Items from a figure collection:
= = = = = = =
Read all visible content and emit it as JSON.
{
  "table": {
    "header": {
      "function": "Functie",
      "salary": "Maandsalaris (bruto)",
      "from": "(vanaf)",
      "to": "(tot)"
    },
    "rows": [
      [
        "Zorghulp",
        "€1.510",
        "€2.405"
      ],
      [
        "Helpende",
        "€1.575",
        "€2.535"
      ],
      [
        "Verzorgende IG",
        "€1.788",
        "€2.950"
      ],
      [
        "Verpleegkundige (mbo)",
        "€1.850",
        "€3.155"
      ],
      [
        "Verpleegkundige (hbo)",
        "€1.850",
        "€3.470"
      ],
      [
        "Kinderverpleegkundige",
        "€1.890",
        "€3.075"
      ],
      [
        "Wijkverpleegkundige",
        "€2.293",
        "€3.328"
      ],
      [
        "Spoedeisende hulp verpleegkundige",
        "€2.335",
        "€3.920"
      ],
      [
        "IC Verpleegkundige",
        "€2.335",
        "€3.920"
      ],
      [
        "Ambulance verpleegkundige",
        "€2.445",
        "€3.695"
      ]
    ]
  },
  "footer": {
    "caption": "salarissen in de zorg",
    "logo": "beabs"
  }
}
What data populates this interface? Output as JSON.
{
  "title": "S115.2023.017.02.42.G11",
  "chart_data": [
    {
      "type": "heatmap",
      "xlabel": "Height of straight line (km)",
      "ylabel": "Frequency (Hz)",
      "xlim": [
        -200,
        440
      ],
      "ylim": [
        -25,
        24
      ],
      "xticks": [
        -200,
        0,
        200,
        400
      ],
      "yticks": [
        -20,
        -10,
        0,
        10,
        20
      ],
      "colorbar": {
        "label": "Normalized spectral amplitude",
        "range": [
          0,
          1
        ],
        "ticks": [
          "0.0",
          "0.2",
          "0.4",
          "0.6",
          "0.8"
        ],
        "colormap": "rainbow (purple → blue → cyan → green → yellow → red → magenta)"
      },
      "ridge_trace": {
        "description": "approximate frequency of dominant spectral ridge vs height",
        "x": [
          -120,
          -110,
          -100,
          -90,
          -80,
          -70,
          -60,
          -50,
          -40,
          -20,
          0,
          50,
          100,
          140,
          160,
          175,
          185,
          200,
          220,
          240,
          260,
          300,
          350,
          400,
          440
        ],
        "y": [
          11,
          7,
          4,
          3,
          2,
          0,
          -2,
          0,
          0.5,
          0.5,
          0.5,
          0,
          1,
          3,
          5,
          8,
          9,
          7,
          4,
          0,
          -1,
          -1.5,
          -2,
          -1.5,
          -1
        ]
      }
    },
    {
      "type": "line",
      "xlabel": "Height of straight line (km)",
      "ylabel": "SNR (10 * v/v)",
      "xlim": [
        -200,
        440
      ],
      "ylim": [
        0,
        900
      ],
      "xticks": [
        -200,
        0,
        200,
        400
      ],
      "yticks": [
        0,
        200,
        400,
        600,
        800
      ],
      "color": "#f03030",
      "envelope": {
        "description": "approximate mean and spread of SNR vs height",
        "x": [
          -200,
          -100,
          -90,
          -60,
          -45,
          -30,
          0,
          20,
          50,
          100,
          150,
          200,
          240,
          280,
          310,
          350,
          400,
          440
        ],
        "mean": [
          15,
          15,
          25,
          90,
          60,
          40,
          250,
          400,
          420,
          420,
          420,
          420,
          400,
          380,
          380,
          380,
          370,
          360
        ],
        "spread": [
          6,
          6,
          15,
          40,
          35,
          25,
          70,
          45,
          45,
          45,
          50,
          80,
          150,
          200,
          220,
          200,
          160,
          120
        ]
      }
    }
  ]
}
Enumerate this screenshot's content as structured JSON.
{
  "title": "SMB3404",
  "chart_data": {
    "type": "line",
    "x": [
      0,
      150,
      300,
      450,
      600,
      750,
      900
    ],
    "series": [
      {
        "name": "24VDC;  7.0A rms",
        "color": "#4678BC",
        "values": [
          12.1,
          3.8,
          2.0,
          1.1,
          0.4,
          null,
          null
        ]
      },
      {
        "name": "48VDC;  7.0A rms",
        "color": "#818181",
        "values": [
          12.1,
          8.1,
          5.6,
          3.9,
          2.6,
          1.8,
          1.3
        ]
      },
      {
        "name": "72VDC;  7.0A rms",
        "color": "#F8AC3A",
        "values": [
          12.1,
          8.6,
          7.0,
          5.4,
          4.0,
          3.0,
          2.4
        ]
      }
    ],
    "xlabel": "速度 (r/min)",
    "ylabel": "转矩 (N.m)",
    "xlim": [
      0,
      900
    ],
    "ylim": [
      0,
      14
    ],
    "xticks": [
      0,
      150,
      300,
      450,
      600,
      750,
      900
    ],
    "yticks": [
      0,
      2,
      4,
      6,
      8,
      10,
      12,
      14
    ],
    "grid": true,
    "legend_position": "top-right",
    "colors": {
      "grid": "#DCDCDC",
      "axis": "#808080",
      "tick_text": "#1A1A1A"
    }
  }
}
= = = = = = =
**Your objective**
Return each full line of the entries that contains the word "approximate".

**The reply**
        "description": "approximate frequency of dominant spectral ridge vs height",
        "description": "approximate mean and spread of SNR vs height",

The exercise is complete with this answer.